Passage for review Block Start

With radioimmunotherapy the white count can be lower, but we're not seeing such infections very commonly. Still, we need to be aware that the white blood cell count is, in fact, lower.
What precautions must patients take to protect family and coworkers from the radiation in their bodies?
One of the most common questions that we get from patients after this type of therapy is: "Will I glow? Will I be a risk to my family?" Generally, people need to take simple precautions, equal to the universal precautions for traditional radiation therapy. There have been studies that measure radiation exposure of family members and it equals exposure to background radiation. So we think the risk is very small. Especially if the agent has a very short half-life. I think we feel rather comfortable in saying that family members can feel fairly safe after their loved one has been treated.
We do recommend however, that for about five days to a week after treatment that condoms be used for sexual relations. We regard the precautions for radioimmunotherapy equal to simple universal precautions in the disposing of wastes-you can use the toilet to dispose of waste. People receiving treatment should use condoms for sexual relations for about a week after treatment and hand washing after bowel movements or using the bathroom. There are no special agents that are used. Just warm water and soap.
We do know that blood contains very little of the radioactivity, so if a patient were to suffer a cut or have bleeding from somewhere else, we think that there's no real increased risk of radiation exposure to family members from that bleeding episode. We know that saliva and urine have very little radiation; it's been measured very carefully.
This is a new approach to radiation treatment. What does the process entail?
There is a team of physicians, nurses, coordinators, radiopharmacists, radiotechnicians, nuclear medicine physicians and radiation oncologists, who are all involved in the care of the patient who is receiving radioimmunotherapy for lymphoma.

Passage for review Block End

What this exercise asks ▸
- a) Reproduce the part of the radioimmunotherapy passage that opens with the words containing "We do know that" and closes with "the process entail?".
- b) Pick up the radioimmunotherapy passage after its last sentence and carry it on.

Information given Block Start

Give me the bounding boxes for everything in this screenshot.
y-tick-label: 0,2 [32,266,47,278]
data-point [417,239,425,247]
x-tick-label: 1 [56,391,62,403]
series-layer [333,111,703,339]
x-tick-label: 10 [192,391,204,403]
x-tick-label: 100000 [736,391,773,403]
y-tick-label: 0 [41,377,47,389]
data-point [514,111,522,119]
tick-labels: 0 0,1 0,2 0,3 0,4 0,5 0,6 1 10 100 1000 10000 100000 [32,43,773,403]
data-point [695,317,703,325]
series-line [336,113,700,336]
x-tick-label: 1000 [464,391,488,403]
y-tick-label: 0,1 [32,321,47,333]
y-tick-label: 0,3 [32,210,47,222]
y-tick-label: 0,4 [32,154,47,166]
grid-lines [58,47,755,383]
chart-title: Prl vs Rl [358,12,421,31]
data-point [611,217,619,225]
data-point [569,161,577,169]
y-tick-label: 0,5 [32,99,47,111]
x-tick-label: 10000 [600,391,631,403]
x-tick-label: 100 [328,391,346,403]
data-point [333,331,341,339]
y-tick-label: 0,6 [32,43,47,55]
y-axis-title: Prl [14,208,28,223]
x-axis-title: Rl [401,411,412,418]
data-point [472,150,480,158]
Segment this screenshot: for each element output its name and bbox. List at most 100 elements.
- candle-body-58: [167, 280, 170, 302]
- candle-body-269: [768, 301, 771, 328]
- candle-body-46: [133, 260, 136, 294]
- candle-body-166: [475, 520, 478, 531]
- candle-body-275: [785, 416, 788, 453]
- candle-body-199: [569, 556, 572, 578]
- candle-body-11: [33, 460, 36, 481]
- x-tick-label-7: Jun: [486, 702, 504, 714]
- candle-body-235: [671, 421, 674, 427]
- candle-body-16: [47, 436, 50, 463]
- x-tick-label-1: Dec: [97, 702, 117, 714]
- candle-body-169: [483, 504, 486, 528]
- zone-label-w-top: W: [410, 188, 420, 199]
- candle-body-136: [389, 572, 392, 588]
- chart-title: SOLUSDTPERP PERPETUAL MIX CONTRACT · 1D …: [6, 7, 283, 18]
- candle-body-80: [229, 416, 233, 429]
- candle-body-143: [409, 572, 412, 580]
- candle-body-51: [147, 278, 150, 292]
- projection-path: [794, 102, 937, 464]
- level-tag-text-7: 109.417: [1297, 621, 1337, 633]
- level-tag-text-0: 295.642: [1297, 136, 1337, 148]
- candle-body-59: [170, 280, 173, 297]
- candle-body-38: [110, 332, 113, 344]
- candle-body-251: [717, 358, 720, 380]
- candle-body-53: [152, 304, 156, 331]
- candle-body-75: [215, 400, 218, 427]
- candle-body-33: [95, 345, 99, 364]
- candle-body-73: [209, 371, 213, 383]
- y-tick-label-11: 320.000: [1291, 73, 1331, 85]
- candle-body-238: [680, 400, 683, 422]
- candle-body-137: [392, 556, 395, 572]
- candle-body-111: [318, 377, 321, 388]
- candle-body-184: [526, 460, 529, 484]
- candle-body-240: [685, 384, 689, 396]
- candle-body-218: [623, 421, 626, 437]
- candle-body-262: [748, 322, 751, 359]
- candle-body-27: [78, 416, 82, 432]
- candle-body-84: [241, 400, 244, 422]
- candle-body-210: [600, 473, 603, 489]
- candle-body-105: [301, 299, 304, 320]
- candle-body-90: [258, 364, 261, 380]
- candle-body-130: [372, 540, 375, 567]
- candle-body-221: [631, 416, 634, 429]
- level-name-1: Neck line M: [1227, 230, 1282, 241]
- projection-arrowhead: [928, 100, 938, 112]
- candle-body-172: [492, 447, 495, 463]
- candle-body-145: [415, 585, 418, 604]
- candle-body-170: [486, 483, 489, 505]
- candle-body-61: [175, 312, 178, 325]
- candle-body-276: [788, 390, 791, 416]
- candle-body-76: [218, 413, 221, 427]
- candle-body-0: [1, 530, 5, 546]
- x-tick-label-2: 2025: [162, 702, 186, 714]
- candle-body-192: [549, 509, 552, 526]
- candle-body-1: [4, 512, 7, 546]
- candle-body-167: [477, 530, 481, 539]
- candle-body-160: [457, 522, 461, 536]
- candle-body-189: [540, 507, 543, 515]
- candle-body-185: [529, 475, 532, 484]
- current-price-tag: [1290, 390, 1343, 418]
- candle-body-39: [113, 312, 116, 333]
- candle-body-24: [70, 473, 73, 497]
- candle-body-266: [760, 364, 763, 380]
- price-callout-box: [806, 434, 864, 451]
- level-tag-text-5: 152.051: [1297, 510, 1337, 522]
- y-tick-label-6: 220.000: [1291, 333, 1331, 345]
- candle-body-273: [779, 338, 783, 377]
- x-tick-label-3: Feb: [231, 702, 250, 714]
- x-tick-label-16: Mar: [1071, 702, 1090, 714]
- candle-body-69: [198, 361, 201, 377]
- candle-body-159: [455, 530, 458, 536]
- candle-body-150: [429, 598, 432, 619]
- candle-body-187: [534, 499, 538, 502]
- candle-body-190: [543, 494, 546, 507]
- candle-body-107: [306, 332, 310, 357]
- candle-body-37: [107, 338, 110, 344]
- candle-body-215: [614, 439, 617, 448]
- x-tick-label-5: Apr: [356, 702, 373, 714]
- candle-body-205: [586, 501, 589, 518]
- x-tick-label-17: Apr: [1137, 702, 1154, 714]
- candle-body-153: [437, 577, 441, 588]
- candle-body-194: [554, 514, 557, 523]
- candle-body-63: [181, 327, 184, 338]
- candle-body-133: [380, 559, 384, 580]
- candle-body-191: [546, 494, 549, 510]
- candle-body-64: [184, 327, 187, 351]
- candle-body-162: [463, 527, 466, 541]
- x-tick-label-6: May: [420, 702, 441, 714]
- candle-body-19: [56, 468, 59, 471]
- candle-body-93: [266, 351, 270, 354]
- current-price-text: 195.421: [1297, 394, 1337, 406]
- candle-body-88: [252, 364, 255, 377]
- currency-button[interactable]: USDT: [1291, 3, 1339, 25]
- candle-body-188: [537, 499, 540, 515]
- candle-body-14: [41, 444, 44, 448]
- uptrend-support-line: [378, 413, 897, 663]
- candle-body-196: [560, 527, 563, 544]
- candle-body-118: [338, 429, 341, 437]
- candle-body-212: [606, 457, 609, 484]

Information given Block End

Answers below ▸
- a)
We do know that blood contains very little of the radioactivity, so if a patient were to suffer a cut or have bleeding from somewhere else, we think that there's no real increased risk of radiation exposure to family members from that bleeding episode. We know that saliva and urine have very little radiation; it's been measured very carefully.
This is a new approach to radiation treatment. What does the process entail?

- b)
Unlike chemotherapy or radiation, where there's a fairly standard practice and a standard approach to treatment, radioimmunotherapy requires logistical organization and planning. The nuclear medicine department or the radiation oncology department at the hospitals have to set up arrangements with regional nuclear pharmacies for the delivering and handling of these radioisotopes. And there have to be people with experience, with licenses to deliver radioisotopes involved in the care.
So even though the whole treatment takes just two weeks, there is approximately three weeks previous to that of planning.
What role does the nuclear medicine physician play in treatment?
It's important that the nuclear medicine physician or the radiation oncologist be involved early on when a decision is being reached about whether a patient is a candidate or not for radioimmunotherapy because, number one, the nuclear medicine physician is the one who will administer the radioimmunotherapy drug.
Number two, the nuclear medicine physician will interpret the scans that are done in the week between the imaging dose and the treatment dose to determine if it's safe to go ahead. We rely on the interpretation of the nuclear medicine physician to tell us that the distribution of the drug in the body is appropriate and what we expect. So the nuclear medicine physician plays a critical, new role in oncology.